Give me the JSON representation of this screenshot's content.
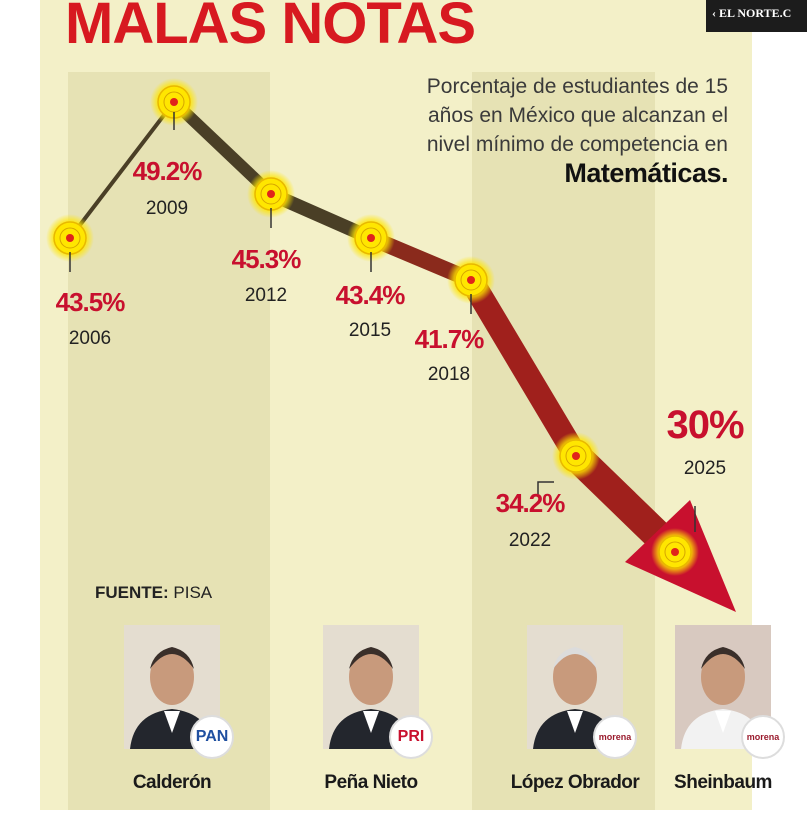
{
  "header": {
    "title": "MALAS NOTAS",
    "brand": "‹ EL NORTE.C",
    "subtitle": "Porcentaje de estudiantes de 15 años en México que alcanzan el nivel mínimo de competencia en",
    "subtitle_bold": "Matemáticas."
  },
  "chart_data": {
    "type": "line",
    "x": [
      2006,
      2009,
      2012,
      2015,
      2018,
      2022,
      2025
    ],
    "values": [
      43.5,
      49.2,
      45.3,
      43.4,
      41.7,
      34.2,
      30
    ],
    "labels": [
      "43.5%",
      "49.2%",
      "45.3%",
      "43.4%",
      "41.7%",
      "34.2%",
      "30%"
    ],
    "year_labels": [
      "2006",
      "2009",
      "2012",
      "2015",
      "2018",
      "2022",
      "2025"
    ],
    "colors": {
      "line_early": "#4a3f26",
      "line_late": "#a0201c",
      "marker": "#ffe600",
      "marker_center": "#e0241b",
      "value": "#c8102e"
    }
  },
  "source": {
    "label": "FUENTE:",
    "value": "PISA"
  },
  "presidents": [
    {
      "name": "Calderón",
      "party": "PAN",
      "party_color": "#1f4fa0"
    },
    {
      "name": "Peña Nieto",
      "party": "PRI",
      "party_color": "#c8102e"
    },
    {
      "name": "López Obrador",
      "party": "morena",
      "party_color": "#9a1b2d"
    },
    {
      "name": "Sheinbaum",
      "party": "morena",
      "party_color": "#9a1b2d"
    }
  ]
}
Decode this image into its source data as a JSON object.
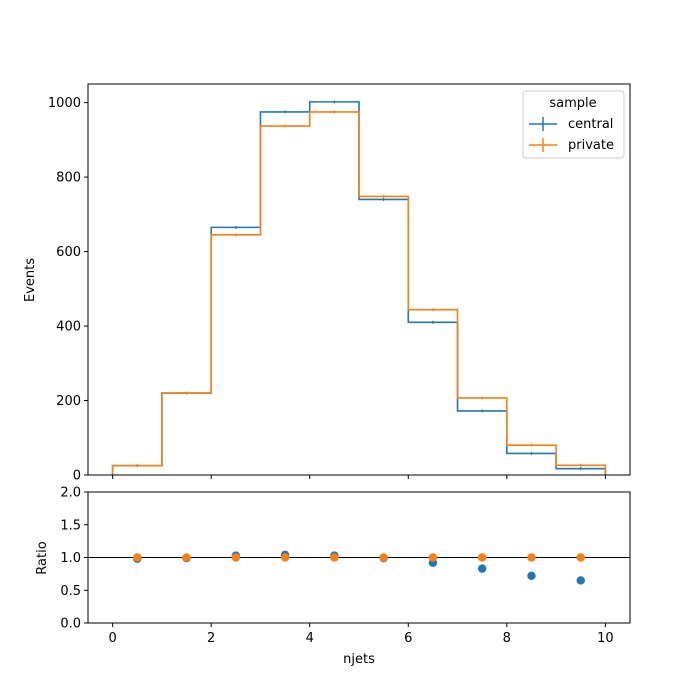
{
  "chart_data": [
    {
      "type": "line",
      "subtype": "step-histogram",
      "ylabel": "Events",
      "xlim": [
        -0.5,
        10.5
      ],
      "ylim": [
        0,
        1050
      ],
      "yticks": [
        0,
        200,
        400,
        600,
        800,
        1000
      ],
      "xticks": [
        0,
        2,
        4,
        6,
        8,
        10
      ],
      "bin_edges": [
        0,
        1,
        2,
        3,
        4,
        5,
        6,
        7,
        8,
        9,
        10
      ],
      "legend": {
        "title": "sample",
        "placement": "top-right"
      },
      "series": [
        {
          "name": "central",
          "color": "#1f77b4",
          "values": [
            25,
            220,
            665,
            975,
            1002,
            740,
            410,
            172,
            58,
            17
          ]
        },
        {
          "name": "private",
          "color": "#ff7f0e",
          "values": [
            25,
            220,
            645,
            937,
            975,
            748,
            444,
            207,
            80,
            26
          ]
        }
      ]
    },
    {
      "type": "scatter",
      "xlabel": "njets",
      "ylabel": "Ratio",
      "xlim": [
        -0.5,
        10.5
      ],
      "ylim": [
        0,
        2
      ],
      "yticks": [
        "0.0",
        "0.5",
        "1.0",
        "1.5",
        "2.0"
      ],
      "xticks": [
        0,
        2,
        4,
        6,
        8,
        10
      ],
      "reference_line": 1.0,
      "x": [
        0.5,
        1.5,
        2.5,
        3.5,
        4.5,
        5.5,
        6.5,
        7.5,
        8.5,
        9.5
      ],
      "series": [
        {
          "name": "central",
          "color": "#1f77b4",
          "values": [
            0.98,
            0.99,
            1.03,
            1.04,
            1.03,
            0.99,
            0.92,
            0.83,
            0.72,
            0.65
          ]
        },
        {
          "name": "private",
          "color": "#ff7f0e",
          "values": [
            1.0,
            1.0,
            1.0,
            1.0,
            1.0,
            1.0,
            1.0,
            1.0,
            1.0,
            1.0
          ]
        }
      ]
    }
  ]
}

PROBLEM TO SOLVE:
Repeat the data exactly, excluding the pictures.

FINISHED TASK:
Give me the JSON representation of this screenshot's content.
{
  "header": {
    "title": "MALAS NOTAS",
    "brand": "‹ EL NORTE.C",
    "subtitle": "Porcentaje de estudiantes de 15 años en México que alcanzan el nivel mínimo de competencia en",
    "subtitle_bold": "Matemáticas."
  },
  "chart_data": {
    "type": "line",
    "x": [
      2006,
      2009,
      2012,
      2015,
      2018,
      2022,
      2025
    ],
    "values": [
      43.5,
      49.2,
      45.3,
      43.4,
      41.7,
      34.2,
      30
    ],
    "labels": [
      "43.5%",
      "49.2%",
      "45.3%",
      "43.4%",
      "41.7%",
      "34.2%",
      "30%"
    ],
    "year_labels": [
      "2006",
      "2009",
      "2012",
      "2015",
      "2018",
      "2022",
      "2025"
    ],
    "colors": {
      "line_early": "#4a3f26",
      "line_late": "#a0201c",
      "marker": "#ffe600",
      "marker_center": "#e0241b",
      "value": "#c8102e"
    }
  },
  "source": {
    "label": "FUENTE:",
    "value": "PISA"
  },
  "presidents": [
    {
      "name": "Calderón",
      "party": "PAN",
      "party_color": "#1f4fa0"
    },
    {
      "name": "Peña Nieto",
      "party": "PRI",
      "party_color": "#c8102e"
    },
    {
      "name": "López Obrador",
      "party": "morena",
      "party_color": "#9a1b2d"
    },
    {
      "name": "Sheinbaum",
      "party": "morena",
      "party_color": "#9a1b2d"
    }
  ]
}
Decode this image into its source data as a JSON object.
{
  "chart_data": [
    {
      "type": "line",
      "subtype": "step-histogram",
      "ylabel": "Events",
      "xlim": [
        -0.5,
        10.5
      ],
      "ylim": [
        0,
        1050
      ],
      "yticks": [
        0,
        200,
        400,
        600,
        800,
        1000
      ],
      "xticks": [
        0,
        2,
        4,
        6,
        8,
        10
      ],
      "bin_edges": [
        0,
        1,
        2,
        3,
        4,
        5,
        6,
        7,
        8,
        9,
        10
      ],
      "legend": {
        "title": "sample",
        "placement": "top-right"
      },
      "series": [
        {
          "name": "central",
          "color": "#1f77b4",
          "values": [
            25,
            220,
            665,
            975,
            1002,
            740,
            410,
            172,
            58,
            17
          ]
        },
        {
          "name": "private",
          "color": "#ff7f0e",
          "values": [
            25,
            220,
            645,
            937,
            975,
            748,
            444,
            207,
            80,
            26
          ]
        }
      ]
    },
    {
      "type": "scatter",
      "xlabel": "njets",
      "ylabel": "Ratio",
      "xlim": [
        -0.5,
        10.5
      ],
      "ylim": [
        0,
        2
      ],
      "yticks": [
        "0.0",
        "0.5",
        "1.0",
        "1.5",
        "2.0"
      ],
      "xticks": [
        0,
        2,
        4,
        6,
        8,
        10
      ],
      "reference_line": 1.0,
      "x": [
        0.5,
        1.5,
        2.5,
        3.5,
        4.5,
        5.5,
        6.5,
        7.5,
        8.5,
        9.5
      ],
      "series": [
        {
          "name": "central",
          "color": "#1f77b4",
          "values": [
            0.98,
            0.99,
            1.03,
            1.04,
            1.03,
            0.99,
            0.92,
            0.83,
            0.72,
            0.65
          ]
        },
        {
          "name": "private",
          "color": "#ff7f0e",
          "values": [
            1.0,
            1.0,
            1.0,
            1.0,
            1.0,
            1.0,
            1.0,
            1.0,
            1.0,
            1.0
          ]
        }
      ]
    }
  ]
}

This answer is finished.